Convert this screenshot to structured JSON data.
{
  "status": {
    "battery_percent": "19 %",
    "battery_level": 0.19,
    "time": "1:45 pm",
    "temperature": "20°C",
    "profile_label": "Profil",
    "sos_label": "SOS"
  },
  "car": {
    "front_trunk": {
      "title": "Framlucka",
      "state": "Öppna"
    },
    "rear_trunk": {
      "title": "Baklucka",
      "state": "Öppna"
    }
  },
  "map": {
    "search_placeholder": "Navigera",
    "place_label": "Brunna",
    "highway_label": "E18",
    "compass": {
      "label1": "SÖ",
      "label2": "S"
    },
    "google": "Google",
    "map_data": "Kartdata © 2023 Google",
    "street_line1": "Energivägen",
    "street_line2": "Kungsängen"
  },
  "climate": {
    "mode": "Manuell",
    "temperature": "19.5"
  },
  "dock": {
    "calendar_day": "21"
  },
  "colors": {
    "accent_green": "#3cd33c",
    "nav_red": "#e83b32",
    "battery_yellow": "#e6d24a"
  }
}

Instruction.
Each line of the material should be duplicated exactly, please.

Solution.
Convert this screenshot to structured JSON data.
{
  "status": {
    "battery_percent": "19 %",
    "battery_level": 0.19,
    "time": "1:45 pm",
    "temperature": "20°C",
    "profile_label": "Profil",
    "sos_label": "SOS"
  },
  "car": {
    "front_trunk": {
      "title": "Framlucka",
      "state": "Öppna"
    },
    "rear_trunk": {
      "title": "Baklucka",
      "state": "Öppna"
    }
  },
  "map": {
    "search_placeholder": "Navigera",
    "place_label": "Brunna",
    "highway_label": "E18",
    "compass": {
      "label1": "SÖ",
      "label2": "S"
    },
    "google": "Google",
    "map_data": "Kartdata © 2023 Google",
    "street_line1": "Energivägen",
    "street_line2": "Kungsängen"
  },
  "climate": {
    "mode": "Manuell",
    "temperature": "19.5"
  },
  "dock": {
    "calendar_day": "21"
  },
  "colors": {
    "accent_green": "#3cd33c",
    "nav_red": "#e83b32",
    "battery_yellow": "#e6d24a"
  }
}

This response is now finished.